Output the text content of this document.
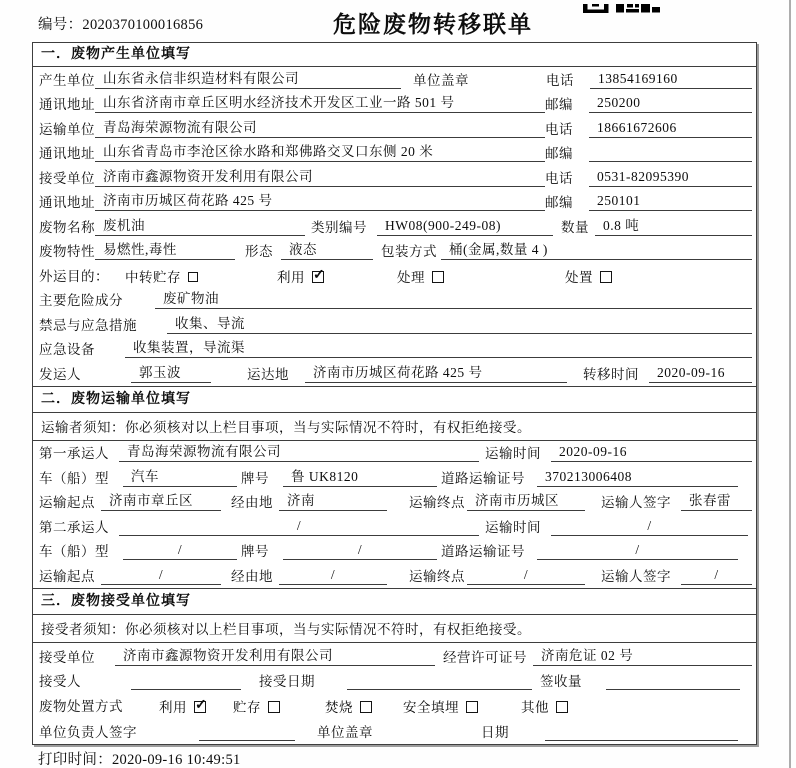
编号：2020370100016856	危险废物转移联单
一．废物产生单位填写
产生单位 山东省永信非织造材料有限公司	单位盖章	电话	13854169160
通讯地址 山东省济南市章丘区明水经济技术开发区工业一路 501 号	邮编	250200
运输单位 青岛海荣源物流有限公司	电话	18661672606
通讯地址 山东省青岛市李沧区徐水路和郑佛路交叉口东侧 20 米	邮编
接受单位 济南市鑫源物资开发利用有限公司	电话	0531-82095390
通讯地址 济南市历城区荷花路 425 号	邮编	250101
废物名称 废机油	类别编号	HW08(900-249-08)	数量	0.8 吨
废物特性 易燃性,毒性	形态	液态	包装方式 桶(金属,数量 4 )
外运目的：	中转贮存	利用 ✓	处理	处置
主要危险成分	废矿物油
禁忌与应急措施	收集、导流
应急设备	收集装置，导流渠
发运人	郭玉波	运达地	济南市历城区荷花路 425 号	转移时间	2020-09-16
二．废物运输单位填写
运输者须知：你必须核对以上栏目事项，当与实际情况不符时，有权拒绝接受。
第一承运人	青岛海荣源物流有限公司	运输时间	2020-09-16
车（船）型	汽车	牌号	鲁 UK8120	道路运输证号	370213006408
运输起点	济南市章丘区	经由地	济南	运输终点 济南市历城区	运输人签字	张春雷
第二承运人	/	运输时间	/
车（船）型	/	牌号	/	道路运输证号	/
运输起点	/	经由地	/	运输终点	/	运输人签字	/
三．废物接受单位填写
接受者须知：你必须核对以上栏目事项，当与实际情况不符时，有权拒绝接受。
接受单位	济南市鑫源物资开发利用有限公司	经营许可证号	济南危证 02 号
接受人	接受日期	签收量
废物处置方式	利用 ✓	贮存	焚烧	安全填埋	其他
单位负责人签字	单位盖章	日期
打印时间：2020-09-16 10:49:51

**Objective**:
Gather and copy every line of the data in which the string "你必须核对以上栏目事项" is found.

**Exercise result**:
运输者须知：你必须核对以上栏目事项，当与实际情况不符时，有权拒绝接受。
接受者须知：你必须核对以上栏目事项，当与实际情况不符时，有权拒绝接受。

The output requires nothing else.